- [REQUIRED WORK]:
Search the records that follow and extract every line containing the string "name".

- [DATA EXTRACT]:
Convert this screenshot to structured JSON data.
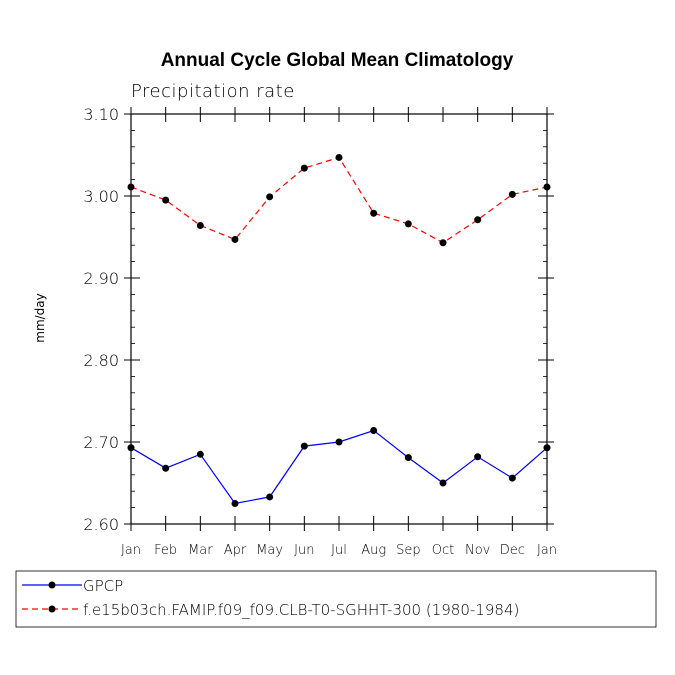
{
  "chart_data": {
    "type": "line",
    "title": "Annual Cycle Global Mean Climatology",
    "subtitle": "Precipitation rate",
    "ylabel": "mm/day",
    "xlabel": "",
    "categories": [
      "Jan",
      "Feb",
      "Mar",
      "Apr",
      "May",
      "Jun",
      "Jul",
      "Aug",
      "Sep",
      "Oct",
      "Nov",
      "Dec",
      "Jan"
    ],
    "ylim": [
      2.6,
      3.1
    ],
    "yticks": [
      "2.60",
      "2.70",
      "2.80",
      "2.90",
      "3.00",
      "3.10"
    ],
    "series": [
      {
        "name": "GPCP",
        "color": "#0000ff",
        "dash": "solid",
        "values": [
          2.693,
          2.668,
          2.685,
          2.625,
          2.633,
          2.695,
          2.7,
          2.714,
          2.681,
          2.65,
          2.682,
          2.656,
          2.693
        ]
      },
      {
        "name": "f.e15b03ch.FAMIP.f09_f09.CLB-T0-SGHHT-300 (1980-1984)",
        "color": "#ff0000",
        "dash": "dashed",
        "values": [
          3.011,
          2.995,
          2.964,
          2.947,
          2.999,
          3.034,
          3.047,
          2.979,
          2.966,
          2.943,
          2.971,
          3.002,
          3.011
        ]
      }
    ]
  }
}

- [SOLUTION TO THIS TASK]:
        "name": "GPCP",
        "name": "f.e15b03ch.FAMIP.f09_f09.CLB-T0-SGHHT-300 (1980-1984)",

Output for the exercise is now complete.